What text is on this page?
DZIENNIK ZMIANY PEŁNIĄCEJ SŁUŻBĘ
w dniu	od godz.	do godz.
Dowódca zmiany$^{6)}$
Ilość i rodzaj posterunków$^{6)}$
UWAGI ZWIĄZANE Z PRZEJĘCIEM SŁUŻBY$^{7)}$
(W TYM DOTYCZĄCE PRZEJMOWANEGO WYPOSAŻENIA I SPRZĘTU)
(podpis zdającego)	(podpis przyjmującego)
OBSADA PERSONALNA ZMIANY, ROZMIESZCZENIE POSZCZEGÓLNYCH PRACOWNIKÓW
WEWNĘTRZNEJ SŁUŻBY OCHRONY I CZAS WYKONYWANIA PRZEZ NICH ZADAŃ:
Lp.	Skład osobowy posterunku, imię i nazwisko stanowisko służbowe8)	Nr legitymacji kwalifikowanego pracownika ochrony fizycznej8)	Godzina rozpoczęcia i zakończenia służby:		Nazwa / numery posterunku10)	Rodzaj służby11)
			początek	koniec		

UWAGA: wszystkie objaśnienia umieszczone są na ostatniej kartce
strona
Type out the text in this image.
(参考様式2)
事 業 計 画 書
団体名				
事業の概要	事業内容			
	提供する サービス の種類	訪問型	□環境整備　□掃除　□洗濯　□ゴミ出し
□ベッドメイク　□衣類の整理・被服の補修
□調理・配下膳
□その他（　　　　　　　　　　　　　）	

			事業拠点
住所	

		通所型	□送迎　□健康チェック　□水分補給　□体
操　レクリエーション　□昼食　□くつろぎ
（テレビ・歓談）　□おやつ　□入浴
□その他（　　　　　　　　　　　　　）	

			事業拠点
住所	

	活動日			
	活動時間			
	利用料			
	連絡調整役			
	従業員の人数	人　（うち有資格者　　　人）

What to work on
Return every line exactly.

Exercise answer
What text is on this page?
DZIENNIK ZMIANY PEŁNIĄCEJ SŁUŻBĘ
w dniu	od godz.	do godz.
Dowódca zmiany$^{6)}$
Ilość i rodzaj posterunków$^{6)}$
UWAGI ZWIĄZANE Z PRZEJĘCIEM SŁUŻBY$^{7)}$
(W TYM DOTYCZĄCE PRZEJMOWANEGO WYPOSAŻENIA I SPRZĘTU)
(podpis zdającego)	(podpis przyjmującego)
OBSADA PERSONALNA ZMIANY, ROZMIESZCZENIE POSZCZEGÓLNYCH PRACOWNIKÓW
WEWNĘTRZNEJ SŁUŻBY OCHRONY I CZAS WYKONYWANIA PRZEZ NICH ZADAŃ:
Lp.	Skład osobowy posterunku, imię i nazwisko stanowisko służbowe8)	Nr legitymacji kwalifikowanego pracownika ochrony fizycznej8)	Godzina rozpoczęcia i zakończenia służby:		Nazwa / numery posterunku10)	Rodzaj służby11)
			początek	koniec		

UWAGA: wszystkie objaśnienia umieszczone są na ostatniej kartce
strona
Type out the text in this image.
(参考様式2)
事 業 計 画 書
団体名				
事業の概要	事業内容			
	提供する サービス の種類	訪問型	□環境整備　□掃除　□洗濯　□ゴミ出し
□ベッドメイク　□衣類の整理・被服の補修
□調理・配下膳
□その他（　　　　　　　　　　　　　）	

			事業拠点
住所	

		通所型	□送迎　□健康チェック　□水分補給　□体
操　レクリエーション　□昼食　□くつろぎ
（テレビ・歓談）　□おやつ　□入浴
□その他（　　　　　　　　　　　　　）	

			事業拠点
住所	

	活動日			
	活動時間			
	利用料			
	連絡調整役			
	従業員の人数	人　（うち有資格者　　　人）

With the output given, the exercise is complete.